[Lines of data]
* START *
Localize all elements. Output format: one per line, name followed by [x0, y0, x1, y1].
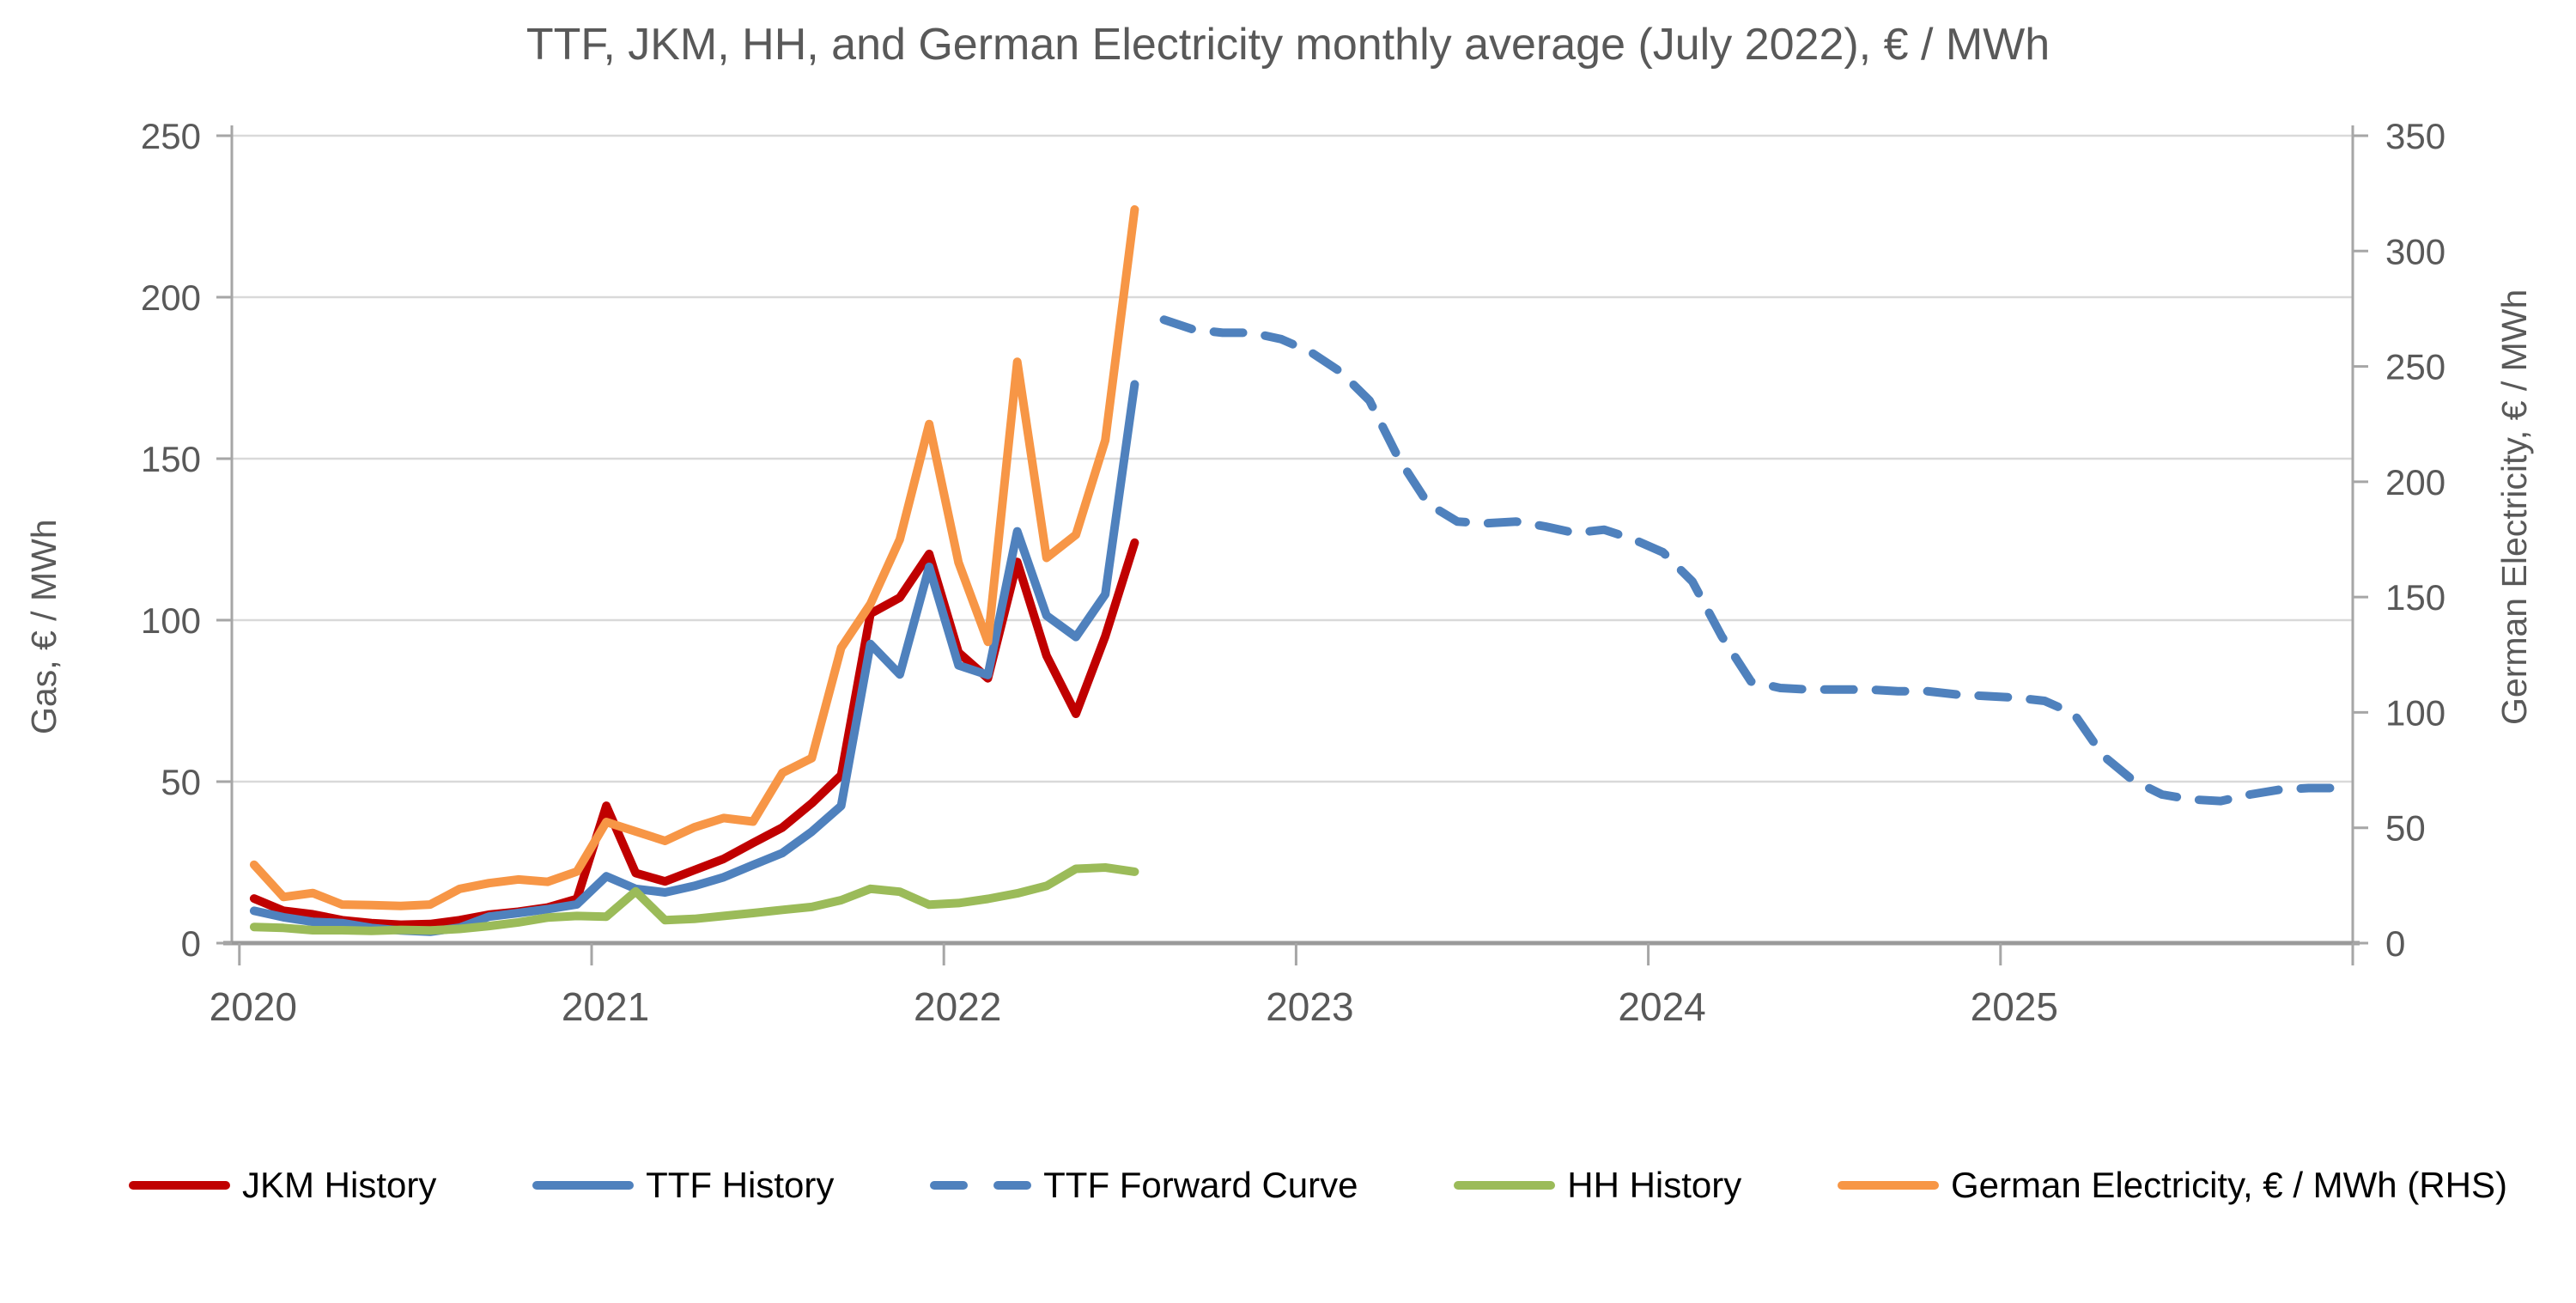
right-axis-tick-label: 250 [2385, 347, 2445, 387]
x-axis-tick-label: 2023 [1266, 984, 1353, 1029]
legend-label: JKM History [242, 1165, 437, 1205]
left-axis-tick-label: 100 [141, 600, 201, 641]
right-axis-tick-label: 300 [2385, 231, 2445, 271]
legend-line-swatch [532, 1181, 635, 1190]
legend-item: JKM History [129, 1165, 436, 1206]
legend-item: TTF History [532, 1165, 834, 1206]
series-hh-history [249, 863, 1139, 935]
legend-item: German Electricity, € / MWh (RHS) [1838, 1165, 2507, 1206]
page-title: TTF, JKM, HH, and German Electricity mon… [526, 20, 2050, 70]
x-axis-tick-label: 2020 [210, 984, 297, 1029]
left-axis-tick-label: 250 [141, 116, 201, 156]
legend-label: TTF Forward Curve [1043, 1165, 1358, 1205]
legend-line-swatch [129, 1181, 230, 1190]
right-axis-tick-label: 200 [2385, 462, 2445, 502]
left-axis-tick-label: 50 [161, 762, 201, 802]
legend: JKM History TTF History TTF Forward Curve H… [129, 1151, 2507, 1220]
* END *
(Aim)
Copy out the lines of data above word for word, leaving out the pictures.

(Problem solution)
Localize all elements. Output format: one per line, name followed by [x0, y0, x1, y1].
right-axis-tick-label: 250 [2385, 347, 2445, 387]
x-axis-tick-label: 2023 [1266, 984, 1353, 1029]
legend-label: JKM History [242, 1165, 437, 1205]
left-axis-tick-label: 100 [141, 600, 201, 641]
right-axis-tick-label: 300 [2385, 231, 2445, 271]
legend-line-swatch [532, 1181, 635, 1190]
legend-item: JKM History [129, 1165, 436, 1206]
legend-item: TTF History [532, 1165, 834, 1206]
series-hh-history [249, 863, 1139, 935]
legend-item: German Electricity, € / MWh (RHS) [1838, 1165, 2507, 1206]
page-title: TTF, JKM, HH, and German Electricity mon… [526, 20, 2050, 70]
x-axis-tick-label: 2020 [210, 984, 297, 1029]
left-axis-tick-label: 250 [141, 116, 201, 156]
legend-label: TTF Forward Curve [1043, 1165, 1358, 1205]
legend-line-swatch [129, 1181, 230, 1190]
right-axis-tick-label: 200 [2385, 462, 2445, 502]
left-axis-tick-label: 50 [161, 762, 201, 802]
legend: JKM History TTF History TTF Forward Curve H… [129, 1151, 2507, 1220]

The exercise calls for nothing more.